■ YOUR OBJECTIVE
Copy out each line of the material below with no changes.

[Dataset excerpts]
•••
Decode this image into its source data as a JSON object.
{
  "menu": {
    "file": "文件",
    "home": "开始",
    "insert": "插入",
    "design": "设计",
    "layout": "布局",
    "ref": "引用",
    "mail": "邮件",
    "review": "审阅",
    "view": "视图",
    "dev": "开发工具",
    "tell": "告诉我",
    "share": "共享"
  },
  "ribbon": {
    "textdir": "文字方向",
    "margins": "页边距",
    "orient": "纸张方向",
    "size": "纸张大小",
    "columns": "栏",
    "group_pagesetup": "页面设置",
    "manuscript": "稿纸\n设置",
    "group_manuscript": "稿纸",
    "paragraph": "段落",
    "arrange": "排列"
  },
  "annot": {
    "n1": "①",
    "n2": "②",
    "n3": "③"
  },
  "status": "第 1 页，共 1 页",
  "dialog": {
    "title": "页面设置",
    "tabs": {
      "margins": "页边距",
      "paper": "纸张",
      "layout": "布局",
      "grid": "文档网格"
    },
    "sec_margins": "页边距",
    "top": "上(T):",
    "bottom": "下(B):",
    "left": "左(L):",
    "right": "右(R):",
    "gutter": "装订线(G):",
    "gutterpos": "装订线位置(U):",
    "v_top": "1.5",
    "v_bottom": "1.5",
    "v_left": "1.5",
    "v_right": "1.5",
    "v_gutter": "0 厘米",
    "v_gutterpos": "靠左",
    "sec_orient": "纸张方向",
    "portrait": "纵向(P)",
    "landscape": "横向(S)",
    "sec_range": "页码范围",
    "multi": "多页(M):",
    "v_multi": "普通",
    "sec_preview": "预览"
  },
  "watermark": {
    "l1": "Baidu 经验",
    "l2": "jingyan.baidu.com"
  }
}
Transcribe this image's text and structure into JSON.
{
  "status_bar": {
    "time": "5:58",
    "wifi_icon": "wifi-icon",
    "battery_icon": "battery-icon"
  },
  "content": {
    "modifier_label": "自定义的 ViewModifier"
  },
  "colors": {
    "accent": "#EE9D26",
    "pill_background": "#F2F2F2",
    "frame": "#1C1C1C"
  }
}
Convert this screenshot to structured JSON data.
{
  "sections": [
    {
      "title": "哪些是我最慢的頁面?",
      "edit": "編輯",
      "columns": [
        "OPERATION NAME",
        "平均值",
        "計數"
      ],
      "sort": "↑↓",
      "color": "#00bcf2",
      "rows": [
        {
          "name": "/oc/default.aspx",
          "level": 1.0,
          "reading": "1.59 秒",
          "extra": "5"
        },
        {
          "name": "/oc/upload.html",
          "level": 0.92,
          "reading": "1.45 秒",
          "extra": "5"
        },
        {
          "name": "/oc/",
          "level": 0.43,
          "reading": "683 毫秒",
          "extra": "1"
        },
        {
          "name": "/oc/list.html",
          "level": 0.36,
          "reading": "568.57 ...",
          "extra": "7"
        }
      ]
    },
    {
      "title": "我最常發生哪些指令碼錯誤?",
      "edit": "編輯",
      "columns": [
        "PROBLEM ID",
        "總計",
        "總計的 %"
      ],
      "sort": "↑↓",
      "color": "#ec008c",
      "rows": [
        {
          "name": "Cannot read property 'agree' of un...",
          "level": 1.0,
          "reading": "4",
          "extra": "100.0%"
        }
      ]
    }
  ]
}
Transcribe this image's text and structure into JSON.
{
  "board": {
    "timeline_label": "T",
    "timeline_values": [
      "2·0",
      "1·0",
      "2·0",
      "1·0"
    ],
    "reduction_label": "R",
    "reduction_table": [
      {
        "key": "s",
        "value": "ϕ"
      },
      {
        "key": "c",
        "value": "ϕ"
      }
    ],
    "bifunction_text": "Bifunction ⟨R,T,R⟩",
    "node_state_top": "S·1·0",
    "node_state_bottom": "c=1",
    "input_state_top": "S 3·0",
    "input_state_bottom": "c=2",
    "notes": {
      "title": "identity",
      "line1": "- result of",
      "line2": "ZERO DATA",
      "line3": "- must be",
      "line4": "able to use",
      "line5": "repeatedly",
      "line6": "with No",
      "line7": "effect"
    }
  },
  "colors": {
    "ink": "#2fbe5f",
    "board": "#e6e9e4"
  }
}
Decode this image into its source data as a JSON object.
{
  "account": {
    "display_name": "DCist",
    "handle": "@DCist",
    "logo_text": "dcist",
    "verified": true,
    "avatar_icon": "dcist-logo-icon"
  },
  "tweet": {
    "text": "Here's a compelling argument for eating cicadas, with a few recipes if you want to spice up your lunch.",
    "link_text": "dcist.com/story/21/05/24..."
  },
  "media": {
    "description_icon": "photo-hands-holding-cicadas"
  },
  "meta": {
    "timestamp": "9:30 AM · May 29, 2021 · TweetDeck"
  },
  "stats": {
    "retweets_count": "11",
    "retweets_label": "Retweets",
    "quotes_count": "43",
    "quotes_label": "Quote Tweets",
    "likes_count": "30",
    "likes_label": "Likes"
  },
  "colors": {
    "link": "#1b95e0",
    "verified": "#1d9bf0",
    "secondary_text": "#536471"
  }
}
•••
■ WRITTEN SOLUTION
Decode this image into its source data as a JSON object.
{
  "menu": {
    "file": "文件",
    "home": "开始",
    "insert": "插入",
    "design": "设计",
    "layout": "布局",
    "ref": "引用",
    "mail": "邮件",
    "review": "审阅",
    "view": "视图",
    "dev": "开发工具",
    "tell": "告诉我",
    "share": "共享"
  },
  "ribbon": {
    "textdir": "文字方向",
    "margins": "页边距",
    "orient": "纸张方向",
    "size": "纸张大小",
    "columns": "栏",
    "group_pagesetup": "页面设置",
    "manuscript": "稿纸\n设置",
    "group_manuscript": "稿纸",
    "paragraph": "段落",
    "arrange": "排列"
  },
  "annot": {
    "n1": "①",
    "n2": "②",
    "n3": "③"
  },
  "status": "第 1 页，共 1 页",
  "dialog": {
    "title": "页面设置",
    "tabs": {
      "margins": "页边距",
      "paper": "纸张",
      "layout": "布局",
      "grid": "文档网格"
    },
    "sec_margins": "页边距",
    "top": "上(T):",
    "bottom": "下(B):",
    "left": "左(L):",
    "right": "右(R):",
    "gutter": "装订线(G):",
    "gutterpos": "装订线位置(U):",
    "v_top": "1.5",
    "v_bottom": "1.5",
    "v_left": "1.5",
    "v_right": "1.5",
    "v_gutter": "0 厘米",
    "v_gutterpos": "靠左",
    "sec_orient": "纸张方向",
    "portrait": "纵向(P)",
    "landscape": "横向(S)",
    "sec_range": "页码范围",
    "multi": "多页(M):",
    "v_multi": "普通",
    "sec_preview": "预览"
  },
  "watermark": {
    "l1": "Baidu 经验",
    "l2": "jingyan.baidu.com"
  }
}
Transcribe this image's text and structure into JSON.
{
  "status_bar": {
    "time": "5:58",
    "wifi_icon": "wifi-icon",
    "battery_icon": "battery-icon"
  },
  "content": {
    "modifier_label": "自定义的 ViewModifier"
  },
  "colors": {
    "accent": "#EE9D26",
    "pill_background": "#F2F2F2",
    "frame": "#1C1C1C"
  }
}
Convert this screenshot to structured JSON data.
{
  "sections": [
    {
      "title": "哪些是我最慢的頁面?",
      "edit": "編輯",
      "columns": [
        "OPERATION NAME",
        "平均值",
        "計數"
      ],
      "sort": "↑↓",
      "color": "#00bcf2",
      "rows": [
        {
          "name": "/oc/default.aspx",
          "level": 1.0,
          "reading": "1.59 秒",
          "extra": "5"
        },
        {
          "name": "/oc/upload.html",
          "level": 0.92,
          "reading": "1.45 秒",
          "extra": "5"
        },
        {
          "name": "/oc/",
          "level": 0.43,
          "reading": "683 毫秒",
          "extra": "1"
        },
        {
          "name": "/oc/list.html",
          "level": 0.36,
          "reading": "568.57 ...",
          "extra": "7"
        }
      ]
    },
    {
      "title": "我最常發生哪些指令碼錯誤?",
      "edit": "編輯",
      "columns": [
        "PROBLEM ID",
        "總計",
        "總計的 %"
      ],
      "sort": "↑↓",
      "color": "#ec008c",
      "rows": [
        {
          "name": "Cannot read property 'agree' of un...",
          "level": 1.0,
          "reading": "4",
          "extra": "100.0%"
        }
      ]
    }
  ]
}
Transcribe this image's text and structure into JSON.
{
  "board": {
    "timeline_label": "T",
    "timeline_values": [
      "2·0",
      "1·0",
      "2·0",
      "1·0"
    ],
    "reduction_label": "R",
    "reduction_table": [
      {
        "key": "s",
        "value": "ϕ"
      },
      {
        "key": "c",
        "value": "ϕ"
      }
    ],
    "bifunction_text": "Bifunction ⟨R,T,R⟩",
    "node_state_top": "S·1·0",
    "node_state_bottom": "c=1",
    "input_state_top": "S 3·0",
    "input_state_bottom": "c=2",
    "notes": {
      "title": "identity",
      "line1": "- result of",
      "line2": "ZERO DATA",
      "line3": "- must be",
      "line4": "able to use",
      "line5": "repeatedly",
      "line6": "with No",
      "line7": "effect"
    }
  },
  "colors": {
    "ink": "#2fbe5f",
    "board": "#e6e9e4"
  }
}
Decode this image into its source data as a JSON object.
{
  "account": {
    "display_name": "DCist",
    "handle": "@DCist",
    "logo_text": "dcist",
    "verified": true,
    "avatar_icon": "dcist-logo-icon"
  },
  "tweet": {
    "text": "Here's a compelling argument for eating cicadas, with a few recipes if you want to spice up your lunch.",
    "link_text": "dcist.com/story/21/05/24..."
  },
  "media": {
    "description_icon": "photo-hands-holding-cicadas"
  },
  "meta": {
    "timestamp": "9:30 AM · May 29, 2021 · TweetDeck"
  },
  "stats": {
    "retweets_count": "11",
    "retweets_label": "Retweets",
    "quotes_count": "43",
    "quotes_label": "Quote Tweets",
    "likes_count": "30",
    "likes_label": "Likes"
  },
  "colors": {
    "link": "#1b95e0",
    "verified": "#1d9bf0",
    "secondary_text": "#536471"
  }
}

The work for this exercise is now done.